- **The task**
Write out all of the data without omission, exactly as shown.

[BEGIN Supplied material]

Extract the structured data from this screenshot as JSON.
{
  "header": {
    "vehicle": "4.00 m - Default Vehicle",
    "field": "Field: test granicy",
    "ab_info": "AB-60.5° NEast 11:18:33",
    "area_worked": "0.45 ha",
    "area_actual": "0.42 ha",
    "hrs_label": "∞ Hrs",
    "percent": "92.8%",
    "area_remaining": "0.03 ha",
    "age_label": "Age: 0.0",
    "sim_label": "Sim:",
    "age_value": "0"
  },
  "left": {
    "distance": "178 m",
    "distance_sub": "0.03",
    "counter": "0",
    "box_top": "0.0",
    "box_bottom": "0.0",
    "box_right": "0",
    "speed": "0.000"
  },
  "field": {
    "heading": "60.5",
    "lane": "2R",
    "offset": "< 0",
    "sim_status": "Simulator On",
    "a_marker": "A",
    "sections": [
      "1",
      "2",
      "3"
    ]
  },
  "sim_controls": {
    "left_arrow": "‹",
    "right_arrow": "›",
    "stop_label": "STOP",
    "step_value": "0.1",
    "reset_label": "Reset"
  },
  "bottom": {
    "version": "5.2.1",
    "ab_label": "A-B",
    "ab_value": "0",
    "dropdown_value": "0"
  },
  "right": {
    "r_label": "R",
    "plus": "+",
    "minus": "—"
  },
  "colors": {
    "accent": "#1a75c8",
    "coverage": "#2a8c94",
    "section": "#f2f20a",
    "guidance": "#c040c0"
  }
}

[END Supplied material]

- **The result**
Extract the structured data from this screenshot as JSON.
{
  "header": {
    "vehicle": "4.00 m - Default Vehicle",
    "field": "Field: test granicy",
    "ab_info": "AB-60.5° NEast 11:18:33",
    "area_worked": "0.45 ha",
    "area_actual": "0.42 ha",
    "hrs_label": "∞ Hrs",
    "percent": "92.8%",
    "area_remaining": "0.03 ha",
    "age_label": "Age: 0.0",
    "sim_label": "Sim:",
    "age_value": "0"
  },
  "left": {
    "distance": "178 m",
    "distance_sub": "0.03",
    "counter": "0",
    "box_top": "0.0",
    "box_bottom": "0.0",
    "box_right": "0",
    "speed": "0.000"
  },
  "field": {
    "heading": "60.5",
    "lane": "2R",
    "offset": "< 0",
    "sim_status": "Simulator On",
    "a_marker": "A",
    "sections": [
      "1",
      "2",
      "3"
    ]
  },
  "sim_controls": {
    "left_arrow": "‹",
    "right_arrow": "›",
    "stop_label": "STOP",
    "step_value": "0.1",
    "reset_label": "Reset"
  },
  "bottom": {
    "version": "5.2.1",
    "ab_label": "A-B",
    "ab_value": "0",
    "dropdown_value": "0"
  },
  "right": {
    "r_label": "R",
    "plus": "+",
    "minus": "—"
  },
  "colors": {
    "accent": "#1a75c8",
    "coverage": "#2a8c94",
    "section": "#f2f20a",
    "guidance": "#c040c0"
  }
}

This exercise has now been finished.